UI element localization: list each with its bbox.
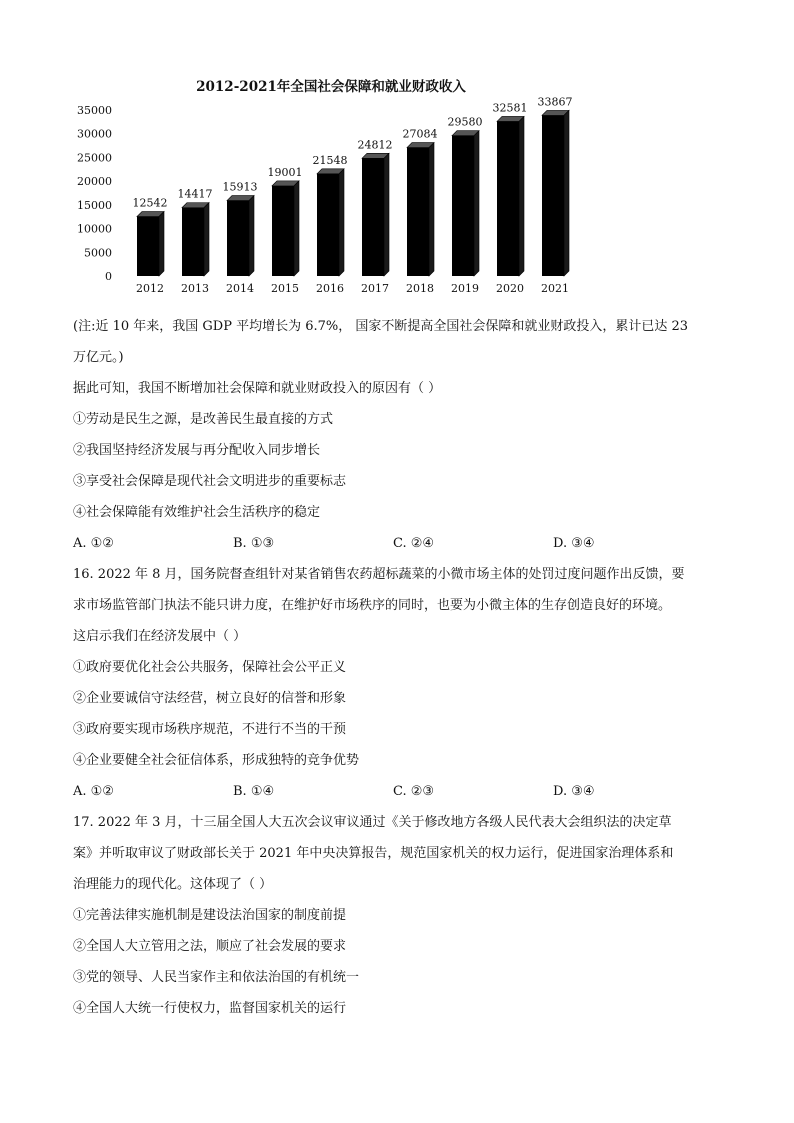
q15-option-a[interactable]: A. ①② [73,536,114,551]
q15-item-2: ②我国坚持经济发展与再分配收入同步增长 [73,443,321,458]
q15-stem: 据此可知，我国不断增加社会保障和就业财政投入的原因有（ ） [73,381,442,396]
question-content [73,311,723,1024]
bar [497,121,519,276]
y-tick-label: 0 [105,270,112,283]
x-tick-label: 2012 [136,282,164,295]
q17-item-4: ④全国人大统一行使权力，监督国家机关的运行 [73,1001,347,1016]
x-tick-label: 2020 [496,282,524,295]
bar [272,186,294,276]
bar-side [249,196,254,276]
bar [137,217,159,276]
bar [542,115,564,276]
q16-option-b[interactable]: B. ①④ [233,784,275,799]
q16-item-3: ③政府要实现市场秩序规范，不进行不当的干预 [73,722,347,737]
q15-option-d[interactable]: D. ③④ [553,536,595,551]
data-label: 27084 [402,127,438,141]
bar [452,136,474,276]
q16-option-d[interactable]: D. ③④ [553,784,595,799]
q16-item-2: ②企业要诚信守法经营，树立良好的信誉和形象 [73,691,347,706]
y-tick-label: 5000 [84,246,112,260]
data-label: 12542 [132,196,168,210]
q15-options [73,528,723,559]
q16-item-4: ④企业要健全社会征信体系，形成独特的竞争优势 [73,753,360,768]
q17-stem-3: 治理能力的现代化。这体现了（ ） [73,877,273,892]
q16-option-a[interactable]: A. ①② [73,784,114,799]
bar [182,208,204,276]
q16-options [73,776,723,807]
x-tick-label: 2017 [361,282,389,295]
data-label: 24812 [357,138,393,152]
bar-side [564,110,569,276]
bar-side [339,169,344,276]
y-tick-label: 25000 [77,151,112,165]
q16-stem-3: 这启示我们在经济发展中（ ） [73,629,247,644]
x-tick-label: 2021 [541,282,569,295]
q16-item-1: ①政府要优化社会公共服务，保障社会公平正义 [73,660,347,675]
bar-side [384,153,389,276]
data-label: 15913 [222,180,258,194]
y-tick-label: 30000 [77,127,112,141]
y-tick-label: 10000 [77,222,112,236]
data-label: 21548 [312,153,348,167]
q16-stem-2: 求市场监管部门执法不能只讲力度，在维护好市场秩序的同时，也要为小微主体的生存创造良好的环境。 [73,598,672,613]
q17-item-2: ②全国人大立管用之法，顺应了社会发展的要求 [73,939,347,954]
data-label: 33867 [537,95,573,109]
q17-stem-1: 17. 2022 年 3 月，十三届全国人大五次会议审议通过《关于修改地方各级人民代表大会组织法的决定草 [73,815,672,830]
y-tick-label: 15000 [77,198,112,212]
chart-title: 2012-2021年全国社会保障和就业财政收入 [196,79,466,95]
bar-side [474,131,479,276]
bar-side [204,203,209,276]
y-tick-label: 35000 [77,104,112,117]
x-tick-label: 2014 [226,282,254,295]
x-tick-label: 2015 [271,282,299,295]
bar-side [519,116,524,276]
bar-chart [70,70,590,305]
q15-option-c[interactable]: C. ②④ [393,536,435,551]
x-tick-label: 2016 [316,282,344,295]
q17-item-1: ①完善法律实施机制是建设法治国家的制度前提 [73,908,347,923]
x-tick-label: 2018 [406,282,434,295]
bar [407,148,429,276]
q15-option-b[interactable]: B. ①③ [233,536,275,551]
bar-side [294,181,299,276]
x-tick-label: 2019 [451,282,479,295]
note-line-2: 万亿元。) [73,350,124,365]
bar [362,158,384,276]
bar-side [159,212,164,276]
q17-stem-2: 案》并听取审议了财政部长关于 2021 年中央决算报告，规范国家机关的权力运行，促进国家治理体系和 [73,846,674,861]
q16-option-c[interactable]: C. ②③ [393,784,435,799]
chart-svg [70,70,590,305]
q17-item-3: ③党的领导、人民当家作主和依法治国的有机统一 [73,970,360,985]
x-tick-label: 2013 [181,282,209,295]
bar [317,174,339,276]
data-label: 14417 [177,187,213,201]
data-label: 29580 [447,115,483,129]
note-line-1: (注:近 10 年来，我国 GDP 平均增长为 6.7%， 国家不断提高全国社会保障和就业财政投入，累计已达 23 [73,319,689,334]
q16-stem-1: 16. 2022 年 8 月，国务院督查组针对某省销售农药超标蔬菜的小微市场主体的处罚过度问题作出反馈，要 [73,567,685,582]
bar [227,201,249,276]
q15-item-3: ③享受社会保障是现代社会文明进步的重要标志 [73,474,347,489]
q15-item-1: ①劳动是民生之源，是改善民生最直接的方式 [73,412,334,427]
data-label: 32581 [492,101,528,115]
data-label: 19001 [267,165,303,179]
q15-item-4: ④社会保障能有效维护社会生活秩序的稳定 [73,505,321,520]
bar-side [429,143,434,276]
y-tick-label: 20000 [77,175,112,189]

------------------------------------

_AIM:_ Reproduce every line of the listing above without changing anything, and leave the picture out of your answer.

_REPLY:_
UI element localization: list each with its bbox.
q15-option-a[interactable]: A. ①② [73,536,114,551]
q15-item-2: ②我国坚持经济发展与再分配收入同步增长 [73,443,321,458]
q15-stem: 据此可知，我国不断增加社会保障和就业财政投入的原因有（ ） [73,381,442,396]
question-content [73,311,723,1024]
bar [497,121,519,276]
y-tick-label: 0 [105,270,112,283]
x-tick-label: 2012 [136,282,164,295]
q17-item-4: ④全国人大统一行使权力，监督国家机关的运行 [73,1001,347,1016]
x-tick-label: 2020 [496,282,524,295]
bar [272,186,294,276]
bar-side [249,196,254,276]
bar [137,217,159,276]
bar [542,115,564,276]
q16-option-b[interactable]: B. ①④ [233,784,275,799]
q16-item-3: ③政府要实现市场秩序规范，不进行不当的干预 [73,722,347,737]
q15-option-d[interactable]: D. ③④ [553,536,595,551]
data-label: 27084 [402,127,438,141]
bar [452,136,474,276]
q16-option-d[interactable]: D. ③④ [553,784,595,799]
q16-item-2: ②企业要诚信守法经营，树立良好的信誉和形象 [73,691,347,706]
y-tick-label: 5000 [84,246,112,260]
data-label: 12542 [132,196,168,210]
q15-options [73,528,723,559]
q16-item-4: ④企业要健全社会征信体系，形成独特的竞争优势 [73,753,360,768]
q17-stem-3: 治理能力的现代化。这体现了（ ） [73,877,273,892]
q16-option-a[interactable]: A. ①② [73,784,114,799]
bar [182,208,204,276]
q16-options [73,776,723,807]
x-tick-label: 2017 [361,282,389,295]
data-label: 24812 [357,138,393,152]
bar-side [564,110,569,276]
bar-side [339,169,344,276]
y-tick-label: 25000 [77,151,112,165]
q16-stem-3: 这启示我们在经济发展中（ ） [73,629,247,644]
x-tick-label: 2021 [541,282,569,295]
q16-item-1: ①政府要优化社会公共服务，保障社会公平正义 [73,660,347,675]
bar-side [384,153,389,276]
data-label: 15913 [222,180,258,194]
y-tick-label: 30000 [77,127,112,141]
y-tick-label: 10000 [77,222,112,236]
data-label: 21548 [312,153,348,167]
q16-stem-2: 求市场监管部门执法不能只讲力度，在维护好市场秩序的同时，也要为小微主体的生存创造良好的环境。 [73,598,672,613]
q17-item-2: ②全国人大立管用之法，顺应了社会发展的要求 [73,939,347,954]
data-label: 33867 [537,95,573,109]
q17-stem-1: 17. 2022 年 3 月，十三届全国人大五次会议审议通过《关于修改地方各级人民代表大会组织法的决定草 [73,815,672,830]
y-tick-label: 15000 [77,198,112,212]
chart-title: 2012-2021年全国社会保障和就业财政收入 [196,79,466,95]
bar-side [474,131,479,276]
bar-side [204,203,209,276]
y-tick-label: 35000 [77,104,112,117]
x-tick-label: 2014 [226,282,254,295]
x-tick-label: 2015 [271,282,299,295]
bar-side [519,116,524,276]
bar-chart [70,70,590,305]
q15-option-c[interactable]: C. ②④ [393,536,435,551]
x-tick-label: 2016 [316,282,344,295]
q17-item-1: ①完善法律实施机制是建设法治国家的制度前提 [73,908,347,923]
x-tick-label: 2018 [406,282,434,295]
bar [407,148,429,276]
q15-option-b[interactable]: B. ①③ [233,536,275,551]
bar-side [294,181,299,276]
x-tick-label: 2019 [451,282,479,295]
note-line-2: 万亿元。) [73,350,124,365]
bar [362,158,384,276]
bar-side [159,212,164,276]
q17-stem-2: 案》并听取审议了财政部长关于 2021 年中央决算报告，规范国家机关的权力运行，促进国家治理体系和 [73,846,674,861]
q16-option-c[interactable]: C. ②③ [393,784,435,799]
chart-svg [70,70,590,305]
q17-item-3: ③党的领导、人民当家作主和依法治国的有机统一 [73,970,360,985]
x-tick-label: 2013 [181,282,209,295]
bar [317,174,339,276]
data-label: 14417 [177,187,213,201]
data-label: 29580 [447,115,483,129]
note-line-1: (注:近 10 年来，我国 GDP 平均增长为 6.7%， 国家不断提高全国社会保障和就业财政投入，累计已达 23 [73,319,689,334]
q16-stem-1: 16. 2022 年 8 月，国务院督查组针对某省销售农药超标蔬菜的小微市场主体的处罚过度问题作出反馈，要 [73,567,685,582]
bar [227,201,249,276]
q15-item-3: ③享受社会保障是现代社会文明进步的重要标志 [73,474,347,489]
q15-item-1: ①劳动是民生之源，是改善民生最直接的方式 [73,412,334,427]
data-label: 32581 [492,101,528,115]
data-label: 19001 [267,165,303,179]
q15-item-4: ④社会保障能有效维护社会生活秩序的稳定 [73,505,321,520]
bar-side [429,143,434,276]
y-tick-label: 20000 [77,175,112,189]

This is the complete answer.